Copy out every line in the entries below that includes "structure".

→ **Supplied material**:
◆ ◆ ◆ ◆ ◆ ◆ ◆

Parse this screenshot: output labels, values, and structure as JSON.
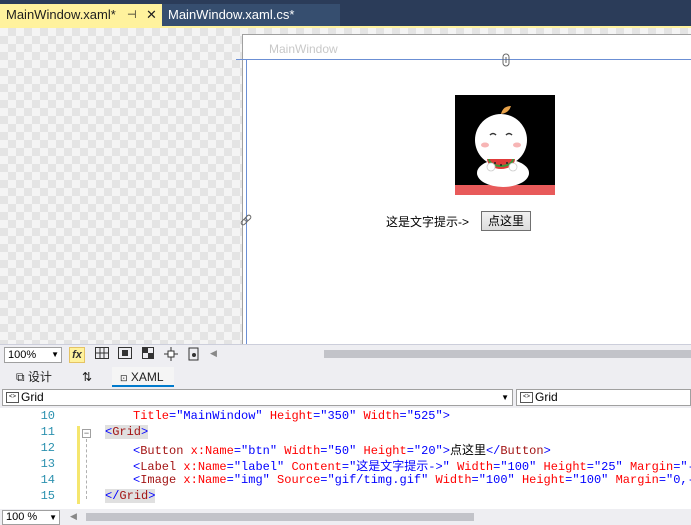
{
  "tabs": [
    {
      "label": "MainWindow.xaml*",
      "pin": "⊣",
      "close": "✕"
    },
    {
      "label": "MainWindow.xaml.cs*"
    }
  ],
  "designer": {
    "window_title": "MainWindow",
    "label_text": "这是文字提示->",
    "button_text": "点这里"
  },
  "toolbar": {
    "zoom": "100%",
    "fx": "fx"
  },
  "view_tabs": {
    "design": "设计",
    "swap": "⇅",
    "xaml": "XAML"
  },
  "nav": {
    "left": "Grid",
    "right": "Grid"
  },
  "code": {
    "line_numbers": [
      "10",
      "11",
      "12",
      "13",
      "14",
      "15"
    ],
    "lines": [
      [
        {
          "c": "at",
          "t": "Title"
        },
        {
          "c": "bl",
          "t": "="
        },
        {
          "c": "vl",
          "t": "\"MainWindow\""
        },
        {
          "c": "at",
          "t": " Height"
        },
        {
          "c": "bl",
          "t": "="
        },
        {
          "c": "vl",
          "t": "\"350\""
        },
        {
          "c": "at",
          "t": " Width"
        },
        {
          "c": "bl",
          "t": "="
        },
        {
          "c": "vl",
          "t": "\"525\""
        },
        {
          "c": "bl",
          "t": ">"
        }
      ],
      [
        {
          "c": "bl hl",
          "t": "<"
        },
        {
          "c": "el hl",
          "t": "Grid"
        },
        {
          "c": "bl hl",
          "t": ">"
        }
      ],
      [
        {
          "c": "bl",
          "t": "<"
        },
        {
          "c": "el",
          "t": "Button"
        },
        {
          "c": "at",
          "t": " x:Name"
        },
        {
          "c": "bl",
          "t": "="
        },
        {
          "c": "vl",
          "t": "\"btn\""
        },
        {
          "c": "at",
          "t": " Width"
        },
        {
          "c": "bl",
          "t": "="
        },
        {
          "c": "vl",
          "t": "\"50\""
        },
        {
          "c": "at",
          "t": " Height"
        },
        {
          "c": "bl",
          "t": "="
        },
        {
          "c": "vl",
          "t": "\"20\""
        },
        {
          "c": "bl",
          "t": ">"
        },
        {
          "c": "tx",
          "t": "点这里"
        },
        {
          "c": "bl",
          "t": "</"
        },
        {
          "c": "el",
          "t": "Button"
        },
        {
          "c": "bl",
          "t": ">"
        }
      ],
      [
        {
          "c": "bl",
          "t": "<"
        },
        {
          "c": "el",
          "t": "Label"
        },
        {
          "c": "at",
          "t": " x:Name"
        },
        {
          "c": "bl",
          "t": "="
        },
        {
          "c": "vl",
          "t": "\"label\""
        },
        {
          "c": "at",
          "t": " Content"
        },
        {
          "c": "bl",
          "t": "="
        },
        {
          "c": "vl",
          "t": "\"这是文字提示->\""
        },
        {
          "c": "at",
          "t": " Width"
        },
        {
          "c": "bl",
          "t": "="
        },
        {
          "c": "vl",
          "t": "\"100\""
        },
        {
          "c": "at",
          "t": " Height"
        },
        {
          "c": "bl",
          "t": "="
        },
        {
          "c": "vl",
          "t": "\"25\""
        },
        {
          "c": "at",
          "t": " Margin"
        },
        {
          "c": "bl",
          "t": "="
        },
        {
          "c": "vl",
          "t": "\"-"
        }
      ],
      [
        {
          "c": "bl",
          "t": "<"
        },
        {
          "c": "el",
          "t": "Image"
        },
        {
          "c": "at",
          "t": " x:Name"
        },
        {
          "c": "bl",
          "t": "="
        },
        {
          "c": "vl",
          "t": "\"img\""
        },
        {
          "c": "at",
          "t": " Source"
        },
        {
          "c": "bl",
          "t": "="
        },
        {
          "c": "vl",
          "t": "\"gif/timg.gif\""
        },
        {
          "c": "at",
          "t": " Width"
        },
        {
          "c": "bl",
          "t": "="
        },
        {
          "c": "vl",
          "t": "\"100\""
        },
        {
          "c": "at",
          "t": " Height"
        },
        {
          "c": "bl",
          "t": "="
        },
        {
          "c": "vl",
          "t": "\"100\""
        },
        {
          "c": "at",
          "t": " Margin"
        },
        {
          "c": "bl",
          "t": "="
        },
        {
          "c": "vl",
          "t": "\"0,-15"
        }
      ],
      [
        {
          "c": "bl hl",
          "t": "</"
        },
        {
          "c": "el hl",
          "t": "Grid"
        },
        {
          "c": "bl hl",
          "t": ">"
        }
      ]
    ]
  },
  "bottom": {
    "zoom": "100 %"
  }
}
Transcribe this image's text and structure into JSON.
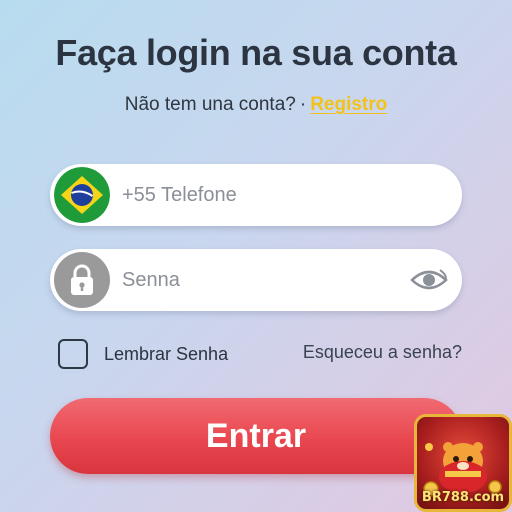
{
  "header": {
    "title": "Faça login na sua conta",
    "no_account_text": "Não tem una conta?",
    "separator": "·",
    "register_link": "Registro"
  },
  "form": {
    "phone": {
      "placeholder": "+55 Telefone",
      "flag_icon": "brazil-flag-icon"
    },
    "password": {
      "placeholder": "Senna",
      "lock_icon": "lock-icon",
      "eye_icon": "eye-icon"
    },
    "remember_label": "Lembrar Senha",
    "forgot_link": "Esqueceu a senha?",
    "submit_label": "Entrar"
  },
  "badge": {
    "logo_text": "BR788.com"
  },
  "colors": {
    "accent_red": "#e9474f",
    "link_yellow": "#f2c21b",
    "text_dark": "#2b3440"
  }
}
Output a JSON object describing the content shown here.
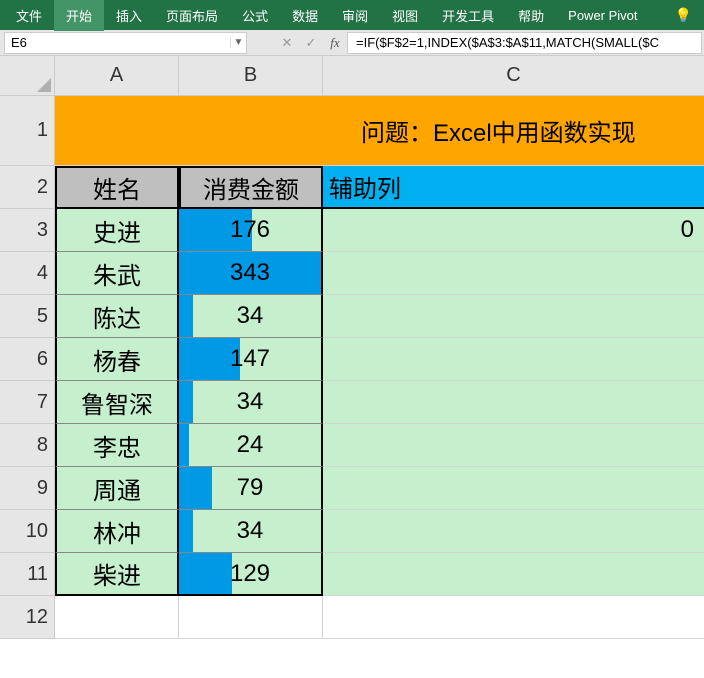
{
  "ribbon": {
    "tabs": [
      "文件",
      "开始",
      "插入",
      "页面布局",
      "公式",
      "数据",
      "审阅",
      "视图",
      "开发工具",
      "帮助",
      "Power Pivot"
    ],
    "active_index": 1,
    "lightbulb": "💡"
  },
  "formula_bar": {
    "name_box": "E6",
    "cancel": "✕",
    "enter": "✓",
    "fx": "fx",
    "formula": "=IF($F$2=1,INDEX($A$3:$A$11,MATCH(SMALL($C"
  },
  "columns": [
    "A",
    "B",
    "C"
  ],
  "row_numbers": [
    "1",
    "2",
    "3",
    "4",
    "5",
    "6",
    "7",
    "8",
    "9",
    "10",
    "11",
    "12"
  ],
  "title": "问题：Excel中用函数实现",
  "headers": {
    "a": "姓名",
    "b": "消费金额",
    "c": "辅助列"
  },
  "rows": [
    {
      "a": "史进",
      "b": 176,
      "c": "0"
    },
    {
      "a": "朱武",
      "b": 343,
      "c": ""
    },
    {
      "a": "陈达",
      "b": 34,
      "c": ""
    },
    {
      "a": "杨春",
      "b": 147,
      "c": ""
    },
    {
      "a": "鲁智深",
      "b": 34,
      "c": ""
    },
    {
      "a": "李忠",
      "b": 24,
      "c": ""
    },
    {
      "a": "周通",
      "b": 79,
      "c": ""
    },
    {
      "a": "林冲",
      "b": 34,
      "c": ""
    },
    {
      "a": "柴进",
      "b": 129,
      "c": ""
    }
  ],
  "chart_data": {
    "type": "bar",
    "title": "消费金额",
    "categories": [
      "史进",
      "朱武",
      "陈达",
      "杨春",
      "鲁智深",
      "李忠",
      "周通",
      "林冲",
      "柴进"
    ],
    "values": [
      176,
      343,
      34,
      147,
      34,
      24,
      79,
      34,
      129
    ],
    "xlabel": "姓名",
    "ylabel": "消费金额",
    "max": 343
  },
  "colors": {
    "ribbon": "#217346",
    "title_bg": "#ffa500",
    "header_ab": "#bfbfbf",
    "header_c": "#00b0f0",
    "data_bg": "#c6efce",
    "databar": "#0099e6"
  }
}
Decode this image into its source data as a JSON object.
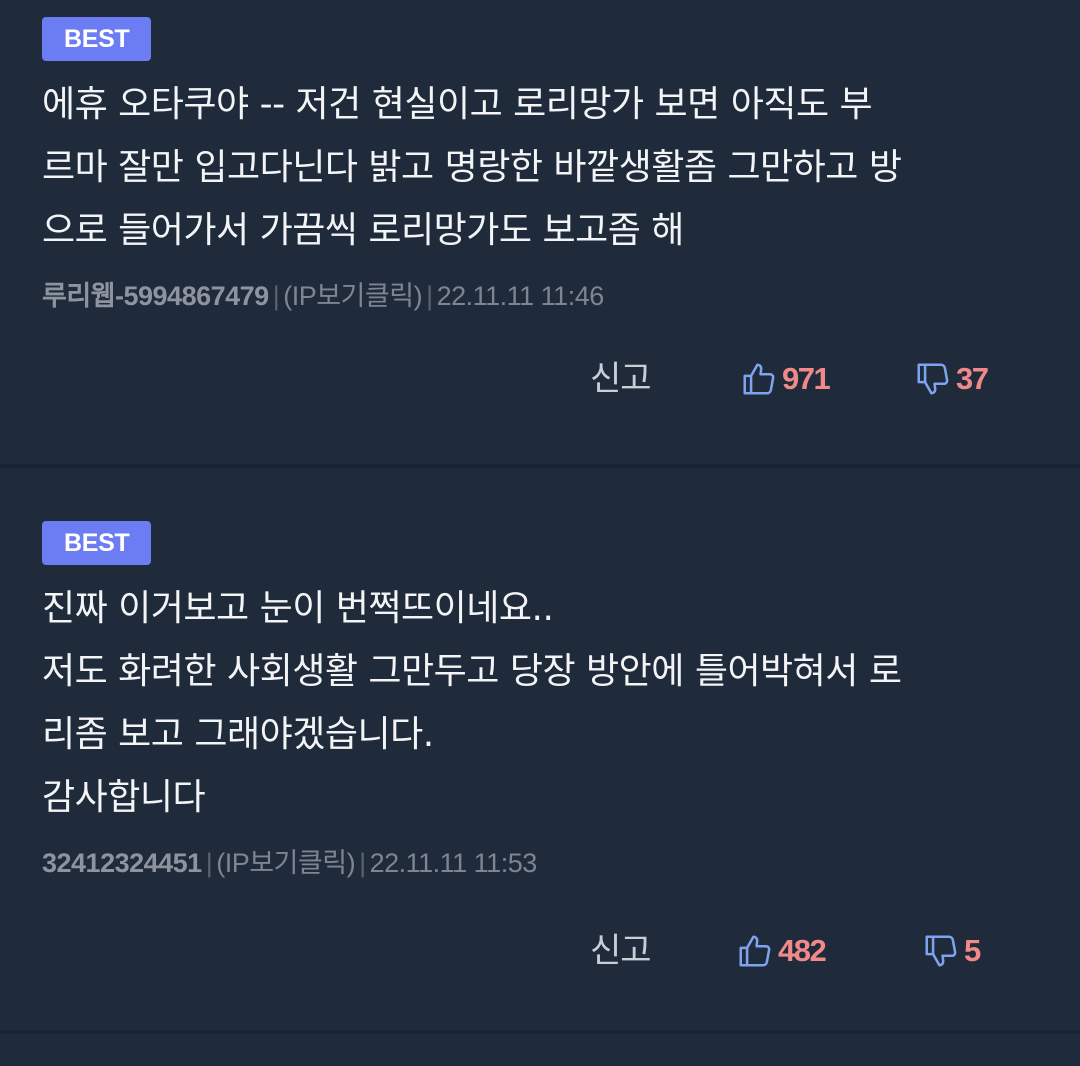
{
  "comments": [
    {
      "badge": "BEST",
      "lines": [
        "에휴 오타쿠야 -- 저건 현실이고 로리망가 보면 아직도 부",
        "르마 잘만 입고다닌다 밝고 명랑한 바깥생활좀 그만하고 방",
        "으로 들어가서 가끔씩 로리망가도 보고좀 해"
      ],
      "author": "루리웹-5994867479",
      "ip_label": "(IP보기클릭)",
      "timestamp": "22.11.11 11:46",
      "report_label": "신고",
      "upvotes": "971",
      "downvotes": "37"
    },
    {
      "badge": "BEST",
      "lines": [
        "진짜 이거보고 눈이 번쩍뜨이네요..",
        "저도 화려한 사회생활 그만두고 당장 방안에 틀어박혀서 로",
        "리좀 보고 그래야겠습니다.",
        "감사합니다"
      ],
      "author": "32412324451",
      "ip_label": "(IP보기클릭)",
      "timestamp": "22.11.11 11:53",
      "report_label": "신고",
      "upvotes": "482",
      "downvotes": "5"
    }
  ],
  "colors": {
    "background": "#1f2a3a",
    "badge": "#6c7cf2",
    "vote_count": "#f08a8a",
    "vote_icon": "#7fa3ee"
  },
  "icons": {
    "upvote": "thumbs-up-icon",
    "downvote": "thumbs-down-icon"
  }
}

◆ ◆ ◆ ◆ ◆ ◆ ◆

→ **Complete output**:
Parse this screenshot: output labels, values, and structure as JSON.
Transcribe this image's text and structure into JSON.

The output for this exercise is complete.